------ Extracted records

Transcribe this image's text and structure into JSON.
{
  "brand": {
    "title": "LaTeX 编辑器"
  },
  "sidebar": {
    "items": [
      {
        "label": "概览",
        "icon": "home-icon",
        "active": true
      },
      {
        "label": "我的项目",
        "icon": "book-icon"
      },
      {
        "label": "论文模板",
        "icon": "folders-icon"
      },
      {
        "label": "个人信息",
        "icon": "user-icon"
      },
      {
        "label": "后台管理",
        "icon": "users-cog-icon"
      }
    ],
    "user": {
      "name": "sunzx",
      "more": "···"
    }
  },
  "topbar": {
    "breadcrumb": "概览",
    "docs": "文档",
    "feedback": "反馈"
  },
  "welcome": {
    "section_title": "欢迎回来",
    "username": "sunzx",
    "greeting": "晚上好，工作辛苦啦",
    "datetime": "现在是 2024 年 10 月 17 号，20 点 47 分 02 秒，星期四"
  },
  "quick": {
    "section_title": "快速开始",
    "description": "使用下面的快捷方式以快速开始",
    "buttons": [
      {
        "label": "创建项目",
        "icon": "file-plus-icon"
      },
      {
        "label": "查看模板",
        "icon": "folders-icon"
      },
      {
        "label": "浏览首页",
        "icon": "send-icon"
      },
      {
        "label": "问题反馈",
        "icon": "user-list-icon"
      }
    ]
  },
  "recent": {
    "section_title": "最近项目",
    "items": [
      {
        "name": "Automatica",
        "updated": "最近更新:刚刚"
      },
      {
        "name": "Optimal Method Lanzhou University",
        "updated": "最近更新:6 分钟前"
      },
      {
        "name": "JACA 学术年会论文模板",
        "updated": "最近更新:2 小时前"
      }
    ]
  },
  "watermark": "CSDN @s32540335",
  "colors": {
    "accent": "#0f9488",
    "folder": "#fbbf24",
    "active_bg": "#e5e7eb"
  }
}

------------

▶ Exercise description
Which lines contain "updated"? Copy each of them out.

▶ Exercise answer
        "updated": "最近更新:刚刚"
        "updated": "最近更新:6 分钟前"
        "updated": "最近更新:2 小时前"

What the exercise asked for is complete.